▸ **Short task 1**
Copy the entries line for line. Begin at the line that has "data-point: [201, 313, 209, 322]" and stop after the line that has "data-point: [89, 386, 98, 395]".

▸ **Excerpt to read**
It is my very own lost cause.
Time after time I've taken to these pages to decry the idiocy of Elmore Leonard's inexplicably lauded 10 Rules of Writing, to absolutely no avail. No decent interval can pass before someone out there notes them approvingly, and I'm forced back to the keyboard to object.
The latest offender is Olen Steinhauer, who says the following in his recent review of Leonard's latest novel, Raylan:
In an essay that appeared in The New York Times in 2001, “Easy on the Adverbs, Exclamation Points and Especially Hooptedoodle,” Elmore Leonard listed his 10 rules of writing. The final one — No. 11, actually — the “most important rule . . . that sums up the 10,” is “If it sounds like writing, I rewrite it.” It’s a terrific rule. In fact, I liked it so much that I passed it on to a creative-writing class I once taught.
It's actually a silly, empty rule. If I were to put that rule in front of my students, here's what I'd tell them: That it's one of those bits of seemingly clever writing that, upon actual closer examination, says nothing at all. First of all, what - exactly - is "writing that sounds like writing"? Does Shakespeare sound like writing? Does Ondaatje? Does Zadie Smith? Does Faulkner? Does Pynchon? It is a useless measure.

▸ **Short task 2**
Answer these questions from the piece on Elmore Leonard's writing rules:
(a) What is the title of the Leonard novel that Olen Steinhauer reviewed?
(b) In what year did Leonard's essay listing his rules appear in The New York Times?
(c) What kind of measure does the writer call "writing that sounds like writing"?

▸ **Provided records**
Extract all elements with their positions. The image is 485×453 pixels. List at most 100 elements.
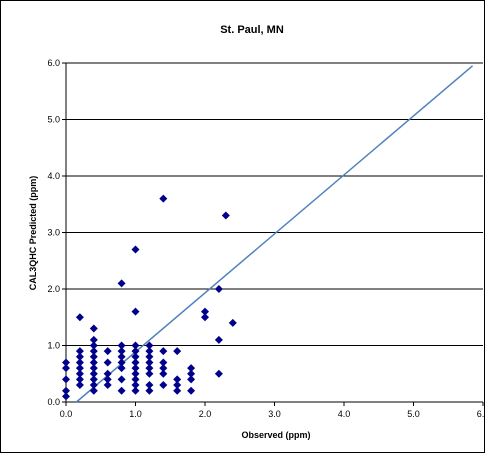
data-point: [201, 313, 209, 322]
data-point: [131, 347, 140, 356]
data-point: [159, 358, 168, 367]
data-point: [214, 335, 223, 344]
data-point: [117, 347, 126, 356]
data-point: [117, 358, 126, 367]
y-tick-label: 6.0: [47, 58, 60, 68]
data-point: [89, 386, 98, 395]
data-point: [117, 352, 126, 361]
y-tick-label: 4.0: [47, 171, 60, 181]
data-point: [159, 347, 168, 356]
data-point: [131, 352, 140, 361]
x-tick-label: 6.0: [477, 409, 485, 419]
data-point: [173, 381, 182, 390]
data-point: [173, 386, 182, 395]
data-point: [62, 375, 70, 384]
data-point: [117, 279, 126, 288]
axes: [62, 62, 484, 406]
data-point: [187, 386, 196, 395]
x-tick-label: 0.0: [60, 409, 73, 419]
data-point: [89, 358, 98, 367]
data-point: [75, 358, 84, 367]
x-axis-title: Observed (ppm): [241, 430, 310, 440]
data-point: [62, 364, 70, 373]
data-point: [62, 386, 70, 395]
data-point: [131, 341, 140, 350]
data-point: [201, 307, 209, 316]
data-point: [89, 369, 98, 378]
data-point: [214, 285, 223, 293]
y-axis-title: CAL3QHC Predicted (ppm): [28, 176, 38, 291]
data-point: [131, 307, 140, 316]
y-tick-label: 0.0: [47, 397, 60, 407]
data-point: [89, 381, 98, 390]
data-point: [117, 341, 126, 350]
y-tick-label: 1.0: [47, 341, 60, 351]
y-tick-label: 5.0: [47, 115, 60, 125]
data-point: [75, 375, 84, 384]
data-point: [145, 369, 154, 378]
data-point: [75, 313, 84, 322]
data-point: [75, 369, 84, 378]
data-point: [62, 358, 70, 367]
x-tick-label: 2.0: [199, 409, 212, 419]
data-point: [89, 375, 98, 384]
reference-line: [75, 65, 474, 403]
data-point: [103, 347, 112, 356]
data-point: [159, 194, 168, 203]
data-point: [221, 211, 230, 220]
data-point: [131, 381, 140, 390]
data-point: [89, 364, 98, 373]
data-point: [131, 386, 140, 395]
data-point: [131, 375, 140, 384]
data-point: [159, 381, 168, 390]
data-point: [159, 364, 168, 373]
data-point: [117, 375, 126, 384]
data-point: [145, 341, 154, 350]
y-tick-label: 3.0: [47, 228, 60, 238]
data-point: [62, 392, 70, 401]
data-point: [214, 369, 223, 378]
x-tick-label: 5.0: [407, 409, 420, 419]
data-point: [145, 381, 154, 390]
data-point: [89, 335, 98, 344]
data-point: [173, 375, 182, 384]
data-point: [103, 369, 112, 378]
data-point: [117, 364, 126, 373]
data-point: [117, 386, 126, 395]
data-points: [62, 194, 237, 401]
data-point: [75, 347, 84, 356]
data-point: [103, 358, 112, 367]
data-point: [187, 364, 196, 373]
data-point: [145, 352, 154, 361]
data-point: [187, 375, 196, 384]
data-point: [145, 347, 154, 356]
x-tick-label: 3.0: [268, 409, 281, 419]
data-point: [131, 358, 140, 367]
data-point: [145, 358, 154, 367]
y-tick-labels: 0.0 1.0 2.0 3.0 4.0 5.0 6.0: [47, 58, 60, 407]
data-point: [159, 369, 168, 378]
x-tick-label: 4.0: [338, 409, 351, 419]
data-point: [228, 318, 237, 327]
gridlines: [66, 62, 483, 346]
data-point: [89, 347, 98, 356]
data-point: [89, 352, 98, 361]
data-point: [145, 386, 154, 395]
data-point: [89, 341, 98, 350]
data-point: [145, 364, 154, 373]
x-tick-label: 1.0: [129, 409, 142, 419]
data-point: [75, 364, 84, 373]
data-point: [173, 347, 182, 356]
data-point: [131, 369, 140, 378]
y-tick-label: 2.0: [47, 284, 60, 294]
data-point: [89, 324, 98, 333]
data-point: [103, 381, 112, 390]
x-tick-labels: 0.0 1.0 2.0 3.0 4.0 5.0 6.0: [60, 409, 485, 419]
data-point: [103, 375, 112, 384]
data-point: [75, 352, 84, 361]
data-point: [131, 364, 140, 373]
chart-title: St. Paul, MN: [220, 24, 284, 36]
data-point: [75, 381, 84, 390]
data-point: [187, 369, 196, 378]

...

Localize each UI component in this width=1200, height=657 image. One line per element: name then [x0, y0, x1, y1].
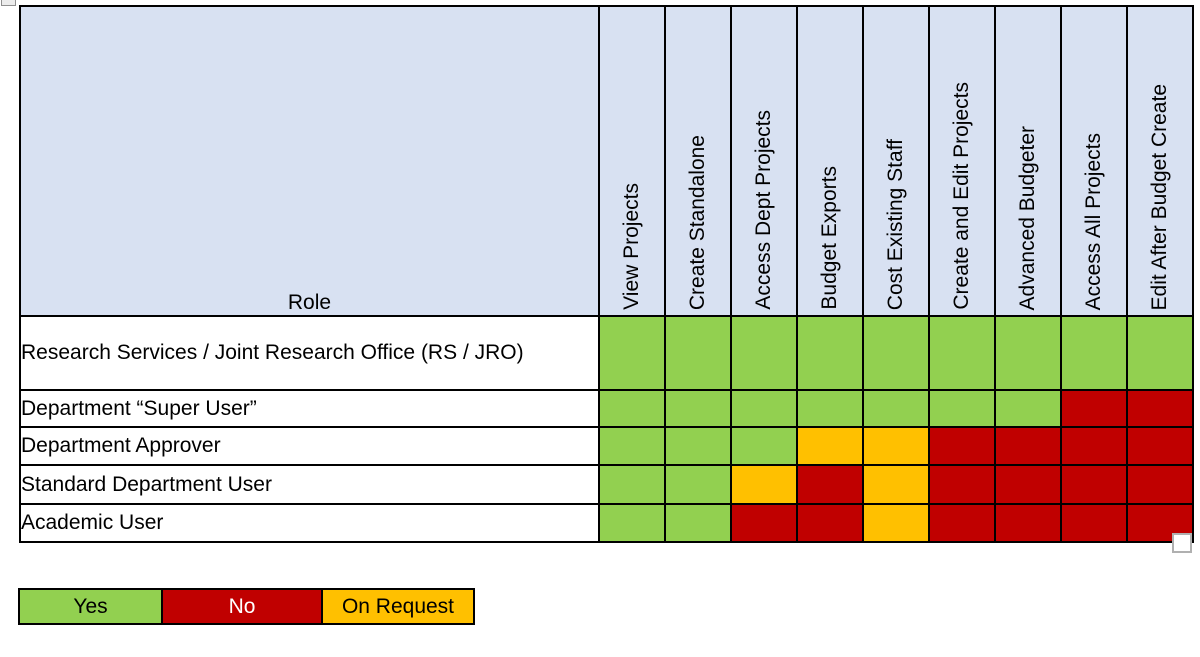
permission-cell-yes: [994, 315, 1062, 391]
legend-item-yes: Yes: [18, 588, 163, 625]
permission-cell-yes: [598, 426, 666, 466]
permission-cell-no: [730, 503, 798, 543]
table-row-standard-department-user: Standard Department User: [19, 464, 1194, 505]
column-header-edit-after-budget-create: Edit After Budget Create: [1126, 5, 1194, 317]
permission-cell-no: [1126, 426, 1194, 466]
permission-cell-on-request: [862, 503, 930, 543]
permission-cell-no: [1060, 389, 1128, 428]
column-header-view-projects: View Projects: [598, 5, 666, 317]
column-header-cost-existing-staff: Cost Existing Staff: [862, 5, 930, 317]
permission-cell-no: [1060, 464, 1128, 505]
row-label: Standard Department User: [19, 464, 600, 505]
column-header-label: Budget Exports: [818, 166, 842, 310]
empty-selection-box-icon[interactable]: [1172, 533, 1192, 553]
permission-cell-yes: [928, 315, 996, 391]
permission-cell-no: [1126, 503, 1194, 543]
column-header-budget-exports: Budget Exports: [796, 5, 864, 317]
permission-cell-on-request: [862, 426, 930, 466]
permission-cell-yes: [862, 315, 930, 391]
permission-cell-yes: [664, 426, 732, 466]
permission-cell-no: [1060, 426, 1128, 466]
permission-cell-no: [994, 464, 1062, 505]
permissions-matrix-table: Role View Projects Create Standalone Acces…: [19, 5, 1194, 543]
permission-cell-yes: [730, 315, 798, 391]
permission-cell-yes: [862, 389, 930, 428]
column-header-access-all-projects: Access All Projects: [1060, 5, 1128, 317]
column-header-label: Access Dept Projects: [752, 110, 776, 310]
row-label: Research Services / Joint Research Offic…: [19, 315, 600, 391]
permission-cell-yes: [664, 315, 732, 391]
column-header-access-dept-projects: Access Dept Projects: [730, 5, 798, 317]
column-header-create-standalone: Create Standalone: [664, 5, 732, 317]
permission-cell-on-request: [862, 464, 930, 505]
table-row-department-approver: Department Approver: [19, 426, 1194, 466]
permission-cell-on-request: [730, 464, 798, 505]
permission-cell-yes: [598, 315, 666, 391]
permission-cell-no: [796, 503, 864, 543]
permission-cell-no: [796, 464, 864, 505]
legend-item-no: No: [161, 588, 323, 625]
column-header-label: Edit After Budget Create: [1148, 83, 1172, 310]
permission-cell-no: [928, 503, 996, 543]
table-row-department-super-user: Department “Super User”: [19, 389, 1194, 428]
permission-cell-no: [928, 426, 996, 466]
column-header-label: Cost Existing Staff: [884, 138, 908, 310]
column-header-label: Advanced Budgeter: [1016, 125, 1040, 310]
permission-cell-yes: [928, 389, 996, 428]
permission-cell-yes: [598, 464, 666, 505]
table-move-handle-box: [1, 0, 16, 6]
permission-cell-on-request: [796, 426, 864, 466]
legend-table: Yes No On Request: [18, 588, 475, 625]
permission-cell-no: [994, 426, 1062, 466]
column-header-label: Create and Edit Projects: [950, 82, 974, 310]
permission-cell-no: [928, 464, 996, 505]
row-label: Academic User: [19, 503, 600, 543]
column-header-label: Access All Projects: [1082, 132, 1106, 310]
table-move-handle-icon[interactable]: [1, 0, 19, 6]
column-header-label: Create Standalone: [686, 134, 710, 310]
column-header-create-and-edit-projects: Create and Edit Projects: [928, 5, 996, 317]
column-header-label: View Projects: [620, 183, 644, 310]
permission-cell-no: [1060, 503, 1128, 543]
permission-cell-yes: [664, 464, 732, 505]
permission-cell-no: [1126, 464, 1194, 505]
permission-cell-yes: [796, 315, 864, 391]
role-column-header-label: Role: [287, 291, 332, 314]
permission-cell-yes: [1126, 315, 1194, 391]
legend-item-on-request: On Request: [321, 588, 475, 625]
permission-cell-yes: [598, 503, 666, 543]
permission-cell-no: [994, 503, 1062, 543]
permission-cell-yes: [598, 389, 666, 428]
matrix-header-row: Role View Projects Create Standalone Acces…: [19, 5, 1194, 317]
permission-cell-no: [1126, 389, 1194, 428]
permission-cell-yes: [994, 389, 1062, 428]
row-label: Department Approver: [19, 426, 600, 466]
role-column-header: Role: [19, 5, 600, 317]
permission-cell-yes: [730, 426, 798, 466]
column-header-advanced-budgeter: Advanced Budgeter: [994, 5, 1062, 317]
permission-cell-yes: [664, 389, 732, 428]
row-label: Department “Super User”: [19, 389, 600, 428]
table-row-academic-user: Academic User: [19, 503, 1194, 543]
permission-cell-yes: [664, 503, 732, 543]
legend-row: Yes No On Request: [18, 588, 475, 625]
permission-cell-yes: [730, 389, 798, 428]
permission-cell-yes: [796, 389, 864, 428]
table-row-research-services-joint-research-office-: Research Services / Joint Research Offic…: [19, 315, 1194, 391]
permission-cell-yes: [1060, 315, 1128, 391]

---

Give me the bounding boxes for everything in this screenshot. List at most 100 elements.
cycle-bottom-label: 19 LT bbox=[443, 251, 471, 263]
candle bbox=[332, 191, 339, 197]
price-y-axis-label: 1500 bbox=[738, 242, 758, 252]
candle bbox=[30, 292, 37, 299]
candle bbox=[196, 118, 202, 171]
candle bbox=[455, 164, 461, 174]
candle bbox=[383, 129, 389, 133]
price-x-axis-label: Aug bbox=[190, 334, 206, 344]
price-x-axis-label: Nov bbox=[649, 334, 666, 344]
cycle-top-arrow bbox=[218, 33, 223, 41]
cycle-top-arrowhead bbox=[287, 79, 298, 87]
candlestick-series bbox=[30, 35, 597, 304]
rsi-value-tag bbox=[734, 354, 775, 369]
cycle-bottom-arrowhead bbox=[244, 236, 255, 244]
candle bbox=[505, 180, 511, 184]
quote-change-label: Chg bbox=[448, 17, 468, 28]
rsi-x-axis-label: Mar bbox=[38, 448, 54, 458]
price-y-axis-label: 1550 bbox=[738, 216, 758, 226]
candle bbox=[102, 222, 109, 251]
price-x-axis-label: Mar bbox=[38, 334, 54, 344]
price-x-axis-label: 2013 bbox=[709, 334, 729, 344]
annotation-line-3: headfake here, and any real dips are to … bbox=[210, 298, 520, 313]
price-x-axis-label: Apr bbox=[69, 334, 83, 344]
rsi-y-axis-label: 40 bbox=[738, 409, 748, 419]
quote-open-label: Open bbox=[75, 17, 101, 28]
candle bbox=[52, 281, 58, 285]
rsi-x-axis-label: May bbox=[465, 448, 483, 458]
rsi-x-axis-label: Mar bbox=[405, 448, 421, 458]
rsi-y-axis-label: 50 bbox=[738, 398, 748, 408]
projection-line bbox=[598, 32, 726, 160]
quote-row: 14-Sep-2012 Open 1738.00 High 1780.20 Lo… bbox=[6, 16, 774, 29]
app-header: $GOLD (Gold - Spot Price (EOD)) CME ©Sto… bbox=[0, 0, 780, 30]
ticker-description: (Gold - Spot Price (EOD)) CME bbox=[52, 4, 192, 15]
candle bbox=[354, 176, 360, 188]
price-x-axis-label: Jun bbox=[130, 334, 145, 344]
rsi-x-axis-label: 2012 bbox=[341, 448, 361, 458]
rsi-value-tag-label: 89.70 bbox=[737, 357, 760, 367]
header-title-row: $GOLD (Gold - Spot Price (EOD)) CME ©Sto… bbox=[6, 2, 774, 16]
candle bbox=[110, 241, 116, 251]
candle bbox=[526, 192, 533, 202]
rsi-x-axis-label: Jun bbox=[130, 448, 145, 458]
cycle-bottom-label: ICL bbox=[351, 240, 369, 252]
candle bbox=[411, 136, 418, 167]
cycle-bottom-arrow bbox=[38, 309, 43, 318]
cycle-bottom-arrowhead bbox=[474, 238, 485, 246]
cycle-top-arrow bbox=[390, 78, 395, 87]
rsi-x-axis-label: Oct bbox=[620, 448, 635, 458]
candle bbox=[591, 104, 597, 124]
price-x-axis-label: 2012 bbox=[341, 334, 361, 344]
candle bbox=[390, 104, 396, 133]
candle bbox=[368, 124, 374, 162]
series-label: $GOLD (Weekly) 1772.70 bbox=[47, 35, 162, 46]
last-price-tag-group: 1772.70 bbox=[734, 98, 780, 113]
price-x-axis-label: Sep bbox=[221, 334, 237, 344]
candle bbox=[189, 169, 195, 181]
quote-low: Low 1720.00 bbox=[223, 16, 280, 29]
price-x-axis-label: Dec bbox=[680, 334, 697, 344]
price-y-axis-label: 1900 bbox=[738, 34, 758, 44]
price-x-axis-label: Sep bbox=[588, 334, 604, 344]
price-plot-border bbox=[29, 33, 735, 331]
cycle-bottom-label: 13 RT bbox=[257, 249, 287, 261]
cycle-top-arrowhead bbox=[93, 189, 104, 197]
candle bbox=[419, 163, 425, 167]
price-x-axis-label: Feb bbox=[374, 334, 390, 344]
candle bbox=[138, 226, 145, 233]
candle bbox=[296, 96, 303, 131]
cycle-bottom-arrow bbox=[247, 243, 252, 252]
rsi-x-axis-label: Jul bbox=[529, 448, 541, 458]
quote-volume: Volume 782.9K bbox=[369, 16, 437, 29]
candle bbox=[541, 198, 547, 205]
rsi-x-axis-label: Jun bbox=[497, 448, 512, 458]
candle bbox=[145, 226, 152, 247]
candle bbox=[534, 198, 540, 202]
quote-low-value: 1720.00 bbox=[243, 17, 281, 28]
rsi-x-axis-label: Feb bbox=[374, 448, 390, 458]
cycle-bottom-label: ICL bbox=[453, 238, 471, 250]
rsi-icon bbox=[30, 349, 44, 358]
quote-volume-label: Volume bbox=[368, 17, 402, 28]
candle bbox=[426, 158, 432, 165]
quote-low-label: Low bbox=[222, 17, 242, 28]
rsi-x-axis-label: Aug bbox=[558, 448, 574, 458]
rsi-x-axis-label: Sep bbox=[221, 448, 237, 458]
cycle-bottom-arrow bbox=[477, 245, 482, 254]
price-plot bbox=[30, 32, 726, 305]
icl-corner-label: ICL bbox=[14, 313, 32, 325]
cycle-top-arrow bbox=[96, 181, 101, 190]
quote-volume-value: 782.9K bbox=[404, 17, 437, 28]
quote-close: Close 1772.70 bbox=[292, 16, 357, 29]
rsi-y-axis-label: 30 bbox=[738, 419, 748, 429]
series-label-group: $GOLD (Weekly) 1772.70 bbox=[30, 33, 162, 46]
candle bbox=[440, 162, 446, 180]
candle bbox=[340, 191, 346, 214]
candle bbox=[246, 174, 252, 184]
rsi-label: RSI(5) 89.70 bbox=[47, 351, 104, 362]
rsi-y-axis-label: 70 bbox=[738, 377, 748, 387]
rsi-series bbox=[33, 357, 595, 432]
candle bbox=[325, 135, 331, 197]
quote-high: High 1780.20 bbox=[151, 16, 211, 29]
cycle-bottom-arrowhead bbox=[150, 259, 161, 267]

▸ **Exercise output 1**
data-point: [201, 313, 209, 322]
data-point: [131, 347, 140, 356]
data-point: [159, 358, 168, 367]
data-point: [214, 335, 223, 344]
data-point: [117, 347, 126, 356]
data-point: [117, 358, 126, 367]
y-tick-label: 6.0: [47, 58, 60, 68]
data-point: [89, 386, 98, 395]

▸ **Exercise output 2**
(a) Raylan
(b) 2001
(c) A useless measure